## What you need to do
Leave out the pictures and repeat the rest of the material exactly.

## Listed records

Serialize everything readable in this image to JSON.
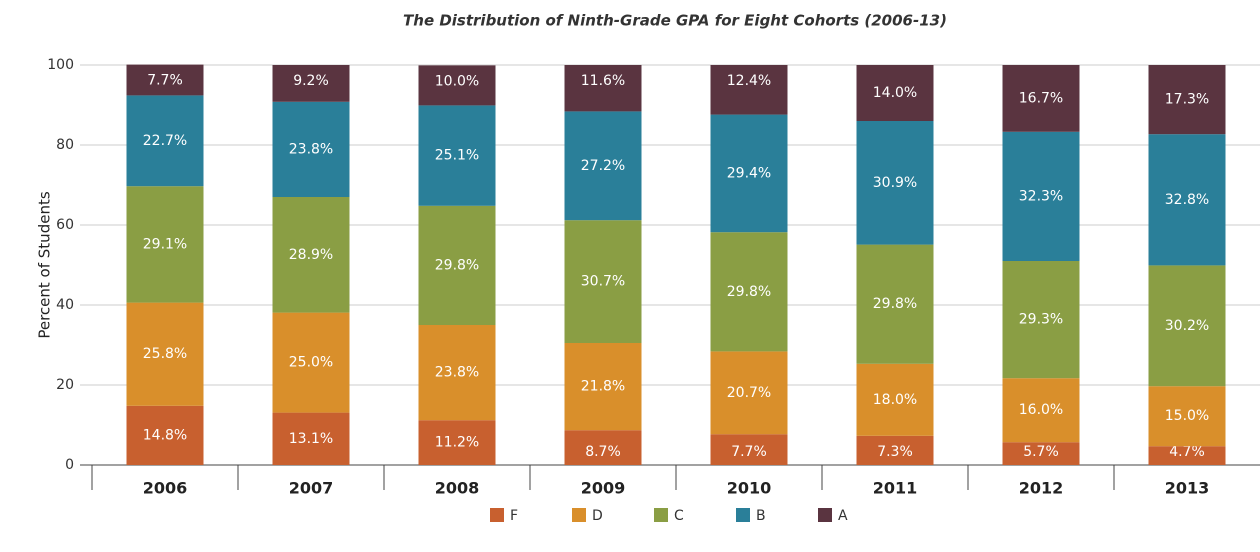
{
  "chart_data": {
    "type": "stacked_bar",
    "title": "The Distribution of Ninth-Grade GPA for Eight Cohorts (2006-13)",
    "y_label": "Percent of Students",
    "categories": [
      "2006",
      "2007",
      "2008",
      "2009",
      "2010",
      "2011",
      "2012",
      "2013"
    ],
    "series": [
      {
        "name": "F",
        "color": "#c8602f",
        "values": [
          14.8,
          13.1,
          11.2,
          8.7,
          7.7,
          7.3,
          5.7,
          4.7
        ],
        "value_labels": [
          "14.8%",
          "13.1%",
          "11.2%",
          "8.7%",
          "7.7%",
          "7.3%",
          "5.7%",
          "4.7%"
        ]
      },
      {
        "name": "D",
        "color": "#d98f2b",
        "values": [
          25.8,
          25.0,
          23.8,
          21.8,
          20.7,
          18.0,
          16.0,
          15.0
        ],
        "value_labels": [
          "25.8%",
          "25.0%",
          "23.8%",
          "21.8%",
          "20.7%",
          "18.0%",
          "16.0%",
          "15.0%"
        ]
      },
      {
        "name": "C",
        "color": "#8a9e44",
        "values": [
          29.1,
          28.9,
          29.8,
          30.7,
          29.8,
          29.8,
          29.3,
          30.2
        ],
        "value_labels": [
          "29.1%",
          "28.9%",
          "29.8%",
          "30.7%",
          "29.8%",
          "29.8%",
          "29.3%",
          "30.2%"
        ]
      },
      {
        "name": "B",
        "color": "#2a7f99",
        "values": [
          22.7,
          23.8,
          25.1,
          27.2,
          29.4,
          30.9,
          32.3,
          32.8
        ],
        "value_labels": [
          "22.7%",
          "23.8%",
          "25.1%",
          "27.2%",
          "29.4%",
          "30.9%",
          "32.3%",
          "32.8%"
        ]
      },
      {
        "name": "A",
        "color": "#5a3440",
        "values": [
          7.7,
          9.2,
          10.0,
          11.6,
          12.4,
          14.0,
          16.7,
          17.3
        ],
        "value_labels": [
          "7.7%",
          "9.2%",
          "10.0%",
          "11.6%",
          "12.4%",
          "14.0%",
          "16.7%",
          "17.3%"
        ]
      }
    ],
    "ylim": [
      0,
      100
    ],
    "yticks": [
      0,
      20,
      40,
      60,
      80,
      100
    ],
    "grid": true,
    "legend": "bottom"
  }
}
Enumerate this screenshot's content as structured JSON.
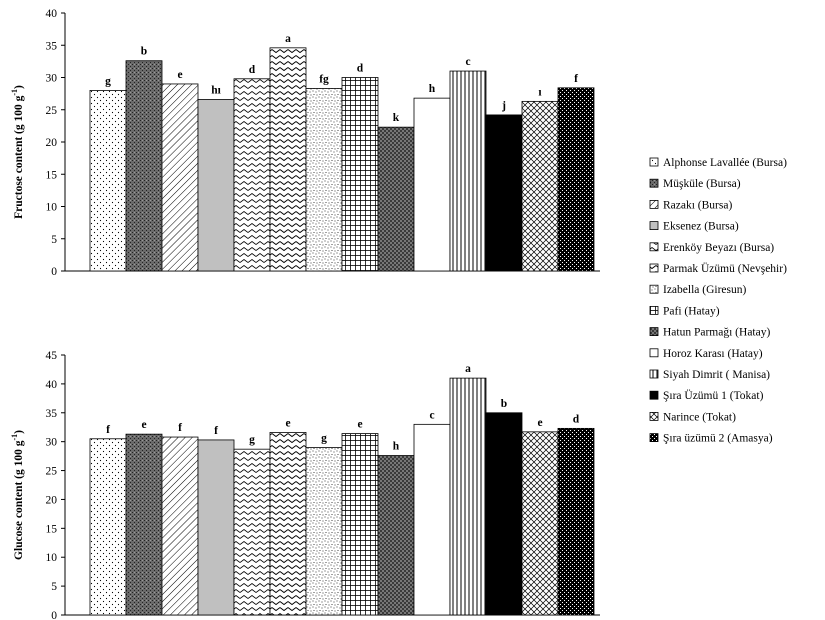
{
  "legend": [
    "Alphonse Lavallée (Bursa)",
    "Müşküle (Bursa)",
    "Razakı (Bursa)",
    "Eksenez (Bursa)",
    "Erenköy Beyazı (Bursa)",
    "Parmak Üzümü (Nevşehir)",
    "Izabella (Giresun)",
    "Pafi (Hatay)",
    "Hatun Parmağı (Hatay)",
    "Horoz Karası (Hatay)",
    "Siyah Dimrit ( Manisa)",
    "Şıra Üzümü 1 (Tokat)",
    "Narince (Tokat)",
    "Şıra üzümü 2 (Amasya)"
  ],
  "chart_data": [
    {
      "type": "bar",
      "ylabel_main": "Fructose content (g 100 g",
      "ylabel_sup": "-1",
      "ylabel_end": ")",
      "ylim": [
        0,
        40
      ],
      "yticks": [
        0,
        5,
        10,
        15,
        20,
        25,
        30,
        35,
        40
      ],
      "values": [
        28.0,
        32.6,
        29.0,
        26.6,
        29.8,
        34.6,
        28.3,
        30.0,
        22.3,
        26.8,
        31.0,
        24.2,
        26.3,
        28.4
      ],
      "letters": [
        "g",
        "b",
        "e",
        "hı",
        "d",
        "a",
        "fg",
        "d",
        "k",
        "h",
        "c",
        "j",
        "ı",
        "f"
      ]
    },
    {
      "type": "bar",
      "ylabel_main": "Glucose content (g 100 g",
      "ylabel_sup": "-1",
      "ylabel_end": ")",
      "ylim": [
        0,
        45
      ],
      "yticks": [
        0,
        5,
        10,
        15,
        20,
        25,
        30,
        35,
        40,
        45
      ],
      "values": [
        30.5,
        31.3,
        30.8,
        30.3,
        28.7,
        31.6,
        29.0,
        31.4,
        27.6,
        33.0,
        41.0,
        35.0,
        31.7,
        32.3
      ],
      "letters": [
        "f",
        "e",
        "f",
        "f",
        "g",
        "e",
        "g",
        "e",
        "h",
        "c",
        "a",
        "b",
        "e",
        "d"
      ]
    }
  ]
}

## Reply to the task
Serialize everything readable in this image to JSON.
{
  "chart_data": {
    "type": "stacked_bar",
    "title": "The Distribution of Ninth-Grade GPA for Eight Cohorts (2006-13)",
    "y_label": "Percent of Students",
    "categories": [
      "2006",
      "2007",
      "2008",
      "2009",
      "2010",
      "2011",
      "2012",
      "2013"
    ],
    "series": [
      {
        "name": "F",
        "color": "#c8602f",
        "values": [
          14.8,
          13.1,
          11.2,
          8.7,
          7.7,
          7.3,
          5.7,
          4.7
        ],
        "value_labels": [
          "14.8%",
          "13.1%",
          "11.2%",
          "8.7%",
          "7.7%",
          "7.3%",
          "5.7%",
          "4.7%"
        ]
      },
      {
        "name": "D",
        "color": "#d98f2b",
        "values": [
          25.8,
          25.0,
          23.8,
          21.8,
          20.7,
          18.0,
          16.0,
          15.0
        ],
        "value_labels": [
          "25.8%",
          "25.0%",
          "23.8%",
          "21.8%",
          "20.7%",
          "18.0%",
          "16.0%",
          "15.0%"
        ]
      },
      {
        "name": "C",
        "color": "#8a9e44",
        "values": [
          29.1,
          28.9,
          29.8,
          30.7,
          29.8,
          29.8,
          29.3,
          30.2
        ],
        "value_labels": [
          "29.1%",
          "28.9%",
          "29.8%",
          "30.7%",
          "29.8%",
          "29.8%",
          "29.3%",
          "30.2%"
        ]
      },
      {
        "name": "B",
        "color": "#2a7f99",
        "values": [
          22.7,
          23.8,
          25.1,
          27.2,
          29.4,
          30.9,
          32.3,
          32.8
        ],
        "value_labels": [
          "22.7%",
          "23.8%",
          "25.1%",
          "27.2%",
          "29.4%",
          "30.9%",
          "32.3%",
          "32.8%"
        ]
      },
      {
        "name": "A",
        "color": "#5a3440",
        "values": [
          7.7,
          9.2,
          10.0,
          11.6,
          12.4,
          14.0,
          16.7,
          17.3
        ],
        "value_labels": [
          "7.7%",
          "9.2%",
          "10.0%",
          "11.6%",
          "12.4%",
          "14.0%",
          "16.7%",
          "17.3%"
        ]
      }
    ],
    "ylim": [
      0,
      100
    ],
    "yticks": [
      0,
      20,
      40,
      60,
      80,
      100
    ],
    "grid": true,
    "legend": "bottom"
  }
}
Enumerate this screenshot's content as structured JSON.
{
  "legend": [
    "Alphonse Lavallée (Bursa)",
    "Müşküle (Bursa)",
    "Razakı (Bursa)",
    "Eksenez (Bursa)",
    "Erenköy Beyazı (Bursa)",
    "Parmak Üzümü (Nevşehir)",
    "Izabella (Giresun)",
    "Pafi (Hatay)",
    "Hatun Parmağı (Hatay)",
    "Horoz Karası (Hatay)",
    "Siyah Dimrit ( Manisa)",
    "Şıra Üzümü 1 (Tokat)",
    "Narince (Tokat)",
    "Şıra üzümü 2 (Amasya)"
  ],
  "chart_data": [
    {
      "type": "bar",
      "ylabel_main": "Fructose content (g 100 g",
      "ylabel_sup": "-1",
      "ylabel_end": ")",
      "ylim": [
        0,
        40
      ],
      "yticks": [
        0,
        5,
        10,
        15,
        20,
        25,
        30,
        35,
        40
      ],
      "values": [
        28.0,
        32.6,
        29.0,
        26.6,
        29.8,
        34.6,
        28.3,
        30.0,
        22.3,
        26.8,
        31.0,
        24.2,
        26.3,
        28.4
      ],
      "letters": [
        "g",
        "b",
        "e",
        "hı",
        "d",
        "a",
        "fg",
        "d",
        "k",
        "h",
        "c",
        "j",
        "ı",
        "f"
      ]
    },
    {
      "type": "bar",
      "ylabel_main": "Glucose content (g 100 g",
      "ylabel_sup": "-1",
      "ylabel_end": ")",
      "ylim": [
        0,
        45
      ],
      "yticks": [
        0,
        5,
        10,
        15,
        20,
        25,
        30,
        35,
        40,
        45
      ],
      "values": [
        30.5,
        31.3,
        30.8,
        30.3,
        28.7,
        31.6,
        29.0,
        31.4,
        27.6,
        33.0,
        41.0,
        35.0,
        31.7,
        32.3
      ],
      "letters": [
        "f",
        "e",
        "f",
        "f",
        "g",
        "e",
        "g",
        "e",
        "h",
        "c",
        "a",
        "b",
        "e",
        "d"
      ]
    }
  ]
}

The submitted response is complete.